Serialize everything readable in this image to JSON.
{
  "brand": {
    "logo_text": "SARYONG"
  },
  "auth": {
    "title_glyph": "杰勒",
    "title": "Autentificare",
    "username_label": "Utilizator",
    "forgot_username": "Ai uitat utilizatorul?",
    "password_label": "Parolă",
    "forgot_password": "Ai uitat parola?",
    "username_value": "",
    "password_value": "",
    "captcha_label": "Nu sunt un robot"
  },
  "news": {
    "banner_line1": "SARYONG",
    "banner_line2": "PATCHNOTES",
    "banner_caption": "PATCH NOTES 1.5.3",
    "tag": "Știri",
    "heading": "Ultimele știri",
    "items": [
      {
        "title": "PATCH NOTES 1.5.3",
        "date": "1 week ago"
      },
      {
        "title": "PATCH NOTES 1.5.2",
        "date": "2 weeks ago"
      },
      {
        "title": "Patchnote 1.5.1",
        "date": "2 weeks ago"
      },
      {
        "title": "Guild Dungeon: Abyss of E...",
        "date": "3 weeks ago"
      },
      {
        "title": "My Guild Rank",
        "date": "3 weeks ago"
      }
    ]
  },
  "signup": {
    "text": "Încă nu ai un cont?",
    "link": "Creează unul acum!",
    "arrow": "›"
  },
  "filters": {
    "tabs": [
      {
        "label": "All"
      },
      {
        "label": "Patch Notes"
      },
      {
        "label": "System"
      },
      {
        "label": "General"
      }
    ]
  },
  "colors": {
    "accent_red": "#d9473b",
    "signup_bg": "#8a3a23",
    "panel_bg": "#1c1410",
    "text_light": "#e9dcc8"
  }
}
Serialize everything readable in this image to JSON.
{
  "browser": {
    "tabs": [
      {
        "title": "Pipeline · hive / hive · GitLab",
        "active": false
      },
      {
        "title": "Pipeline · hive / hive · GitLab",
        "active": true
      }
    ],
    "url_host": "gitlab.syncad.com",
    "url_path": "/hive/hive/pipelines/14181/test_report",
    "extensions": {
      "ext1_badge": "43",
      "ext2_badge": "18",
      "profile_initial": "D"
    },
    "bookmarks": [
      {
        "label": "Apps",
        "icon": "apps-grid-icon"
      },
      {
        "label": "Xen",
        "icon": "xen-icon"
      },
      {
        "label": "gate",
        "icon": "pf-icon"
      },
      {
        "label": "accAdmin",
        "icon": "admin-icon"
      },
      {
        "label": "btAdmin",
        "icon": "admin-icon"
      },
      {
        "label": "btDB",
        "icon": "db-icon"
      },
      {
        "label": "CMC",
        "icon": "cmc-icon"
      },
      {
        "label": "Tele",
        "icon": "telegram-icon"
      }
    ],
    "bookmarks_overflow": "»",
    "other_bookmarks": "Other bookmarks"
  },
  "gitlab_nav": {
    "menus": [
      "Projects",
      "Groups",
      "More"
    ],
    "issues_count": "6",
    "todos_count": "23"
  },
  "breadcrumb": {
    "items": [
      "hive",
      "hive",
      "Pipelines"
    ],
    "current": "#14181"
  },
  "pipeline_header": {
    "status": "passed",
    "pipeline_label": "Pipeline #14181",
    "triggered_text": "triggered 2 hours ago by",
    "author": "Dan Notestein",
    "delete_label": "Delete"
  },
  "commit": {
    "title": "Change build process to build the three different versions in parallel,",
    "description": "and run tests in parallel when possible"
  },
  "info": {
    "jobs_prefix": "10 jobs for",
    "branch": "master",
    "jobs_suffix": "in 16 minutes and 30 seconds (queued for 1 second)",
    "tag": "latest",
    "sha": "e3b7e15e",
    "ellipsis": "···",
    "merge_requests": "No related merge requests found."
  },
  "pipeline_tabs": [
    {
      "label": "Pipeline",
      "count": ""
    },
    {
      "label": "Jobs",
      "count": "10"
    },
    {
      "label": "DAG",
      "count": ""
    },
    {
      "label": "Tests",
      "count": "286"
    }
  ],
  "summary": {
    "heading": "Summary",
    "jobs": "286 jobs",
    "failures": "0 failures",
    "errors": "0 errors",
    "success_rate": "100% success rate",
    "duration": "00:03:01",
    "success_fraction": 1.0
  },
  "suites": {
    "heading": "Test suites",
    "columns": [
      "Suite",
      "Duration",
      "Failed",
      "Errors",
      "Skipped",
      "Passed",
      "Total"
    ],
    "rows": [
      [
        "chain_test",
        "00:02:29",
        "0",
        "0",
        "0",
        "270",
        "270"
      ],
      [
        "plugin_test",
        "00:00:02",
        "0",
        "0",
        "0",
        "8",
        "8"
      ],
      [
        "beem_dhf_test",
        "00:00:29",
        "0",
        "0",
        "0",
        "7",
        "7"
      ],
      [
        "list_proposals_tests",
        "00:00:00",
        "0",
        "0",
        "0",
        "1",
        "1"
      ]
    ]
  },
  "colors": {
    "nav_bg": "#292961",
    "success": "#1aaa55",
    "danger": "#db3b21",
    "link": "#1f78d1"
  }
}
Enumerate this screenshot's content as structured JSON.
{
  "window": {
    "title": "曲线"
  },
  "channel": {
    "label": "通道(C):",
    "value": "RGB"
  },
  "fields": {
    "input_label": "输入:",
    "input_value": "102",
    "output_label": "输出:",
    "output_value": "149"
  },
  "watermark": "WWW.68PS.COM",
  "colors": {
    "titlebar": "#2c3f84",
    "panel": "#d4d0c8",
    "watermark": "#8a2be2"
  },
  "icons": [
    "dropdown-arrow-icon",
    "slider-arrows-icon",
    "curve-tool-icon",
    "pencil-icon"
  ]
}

#####

EXERCISE> Write the complete data out, exactly as above.

IN RESPONSE>
Serialize everything readable in this image to JSON.
{
  "brand": {
    "logo_text": "SARYONG"
  },
  "auth": {
    "title_glyph": "杰勒",
    "title": "Autentificare",
    "username_label": "Utilizator",
    "forgot_username": "Ai uitat utilizatorul?",
    "password_label": "Parolă",
    "forgot_password": "Ai uitat parola?",
    "username_value": "",
    "password_value": "",
    "captcha_label": "Nu sunt un robot"
  },
  "news": {
    "banner_line1": "SARYONG",
    "banner_line2": "PATCHNOTES",
    "banner_caption": "PATCH NOTES 1.5.3",
    "tag": "Știri",
    "heading": "Ultimele știri",
    "items": [
      {
        "title": "PATCH NOTES 1.5.3",
        "date": "1 week ago"
      },
      {
        "title": "PATCH NOTES 1.5.2",
        "date": "2 weeks ago"
      },
      {
        "title": "Patchnote 1.5.1",
        "date": "2 weeks ago"
      },
      {
        "title": "Guild Dungeon: Abyss of E...",
        "date": "3 weeks ago"
      },
      {
        "title": "My Guild Rank",
        "date": "3 weeks ago"
      }
    ]
  },
  "signup": {
    "text": "Încă nu ai un cont?",
    "link": "Creează unul acum!",
    "arrow": "›"
  },
  "filters": {
    "tabs": [
      {
        "label": "All"
      },
      {
        "label": "Patch Notes"
      },
      {
        "label": "System"
      },
      {
        "label": "General"
      }
    ]
  },
  "colors": {
    "accent_red": "#d9473b",
    "signup_bg": "#8a3a23",
    "panel_bg": "#1c1410",
    "text_light": "#e9dcc8"
  }
}
Serialize everything readable in this image to JSON.
{
  "browser": {
    "tabs": [
      {
        "title": "Pipeline · hive / hive · GitLab",
        "active": false
      },
      {
        "title": "Pipeline · hive / hive · GitLab",
        "active": true
      }
    ],
    "url_host": "gitlab.syncad.com",
    "url_path": "/hive/hive/pipelines/14181/test_report",
    "extensions": {
      "ext1_badge": "43",
      "ext2_badge": "18",
      "profile_initial": "D"
    },
    "bookmarks": [
      {
        "label": "Apps",
        "icon": "apps-grid-icon"
      },
      {
        "label": "Xen",
        "icon": "xen-icon"
      },
      {
        "label": "gate",
        "icon": "pf-icon"
      },
      {
        "label": "accAdmin",
        "icon": "admin-icon"
      },
      {
        "label": "btAdmin",
        "icon": "admin-icon"
      },
      {
        "label": "btDB",
        "icon": "db-icon"
      },
      {
        "label": "CMC",
        "icon": "cmc-icon"
      },
      {
        "label": "Tele",
        "icon": "telegram-icon"
      }
    ],
    "bookmarks_overflow": "»",
    "other_bookmarks": "Other bookmarks"
  },
  "gitlab_nav": {
    "menus": [
      "Projects",
      "Groups",
      "More"
    ],
    "issues_count": "6",
    "todos_count": "23"
  },
  "breadcrumb": {
    "items": [
      "hive",
      "hive",
      "Pipelines"
    ],
    "current": "#14181"
  },
  "pipeline_header": {
    "status": "passed",
    "pipeline_label": "Pipeline #14181",
    "triggered_text": "triggered 2 hours ago by",
    "author": "Dan Notestein",
    "delete_label": "Delete"
  },
  "commit": {
    "title": "Change build process to build the three different versions in parallel,",
    "description": "and run tests in parallel when possible"
  },
  "info": {
    "jobs_prefix": "10 jobs for",
    "branch": "master",
    "jobs_suffix": "in 16 minutes and 30 seconds (queued for 1 second)",
    "tag": "latest",
    "sha": "e3b7e15e",
    "ellipsis": "···",
    "merge_requests": "No related merge requests found."
  },
  "pipeline_tabs": [
    {
      "label": "Pipeline",
      "count": ""
    },
    {
      "label": "Jobs",
      "count": "10"
    },
    {
      "label": "DAG",
      "count": ""
    },
    {
      "label": "Tests",
      "count": "286"
    }
  ],
  "summary": {
    "heading": "Summary",
    "jobs": "286 jobs",
    "failures": "0 failures",
    "errors": "0 errors",
    "success_rate": "100% success rate",
    "duration": "00:03:01",
    "success_fraction": 1.0
  },
  "suites": {
    "heading": "Test suites",
    "columns": [
      "Suite",
      "Duration",
      "Failed",
      "Errors",
      "Skipped",
      "Passed",
      "Total"
    ],
    "rows": [
      [
        "chain_test",
        "00:02:29",
        "0",
        "0",
        "0",
        "270",
        "270"
      ],
      [
        "plugin_test",
        "00:00:02",
        "0",
        "0",
        "0",
        "8",
        "8"
      ],
      [
        "beem_dhf_test",
        "00:00:29",
        "0",
        "0",
        "0",
        "7",
        "7"
      ],
      [
        "list_proposals_tests",
        "00:00:00",
        "0",
        "0",
        "0",
        "1",
        "1"
      ]
    ]
  },
  "colors": {
    "nav_bg": "#292961",
    "success": "#1aaa55",
    "danger": "#db3b21",
    "link": "#1f78d1"
  }
}
Enumerate this screenshot's content as structured JSON.
{
  "window": {
    "title": "曲线"
  },
  "channel": {
    "label": "通道(C):",
    "value": "RGB"
  },
  "fields": {
    "input_label": "输入:",
    "input_value": "102",
    "output_label": "输出:",
    "output_value": "149"
  },
  "watermark": "WWW.68PS.COM",
  "colors": {
    "titlebar": "#2c3f84",
    "panel": "#d4d0c8",
    "watermark": "#8a2be2"
  },
  "icons": [
    "dropdown-arrow-icon",
    "slider-arrows-icon",
    "curve-tool-icon",
    "pencil-icon"
  ]
}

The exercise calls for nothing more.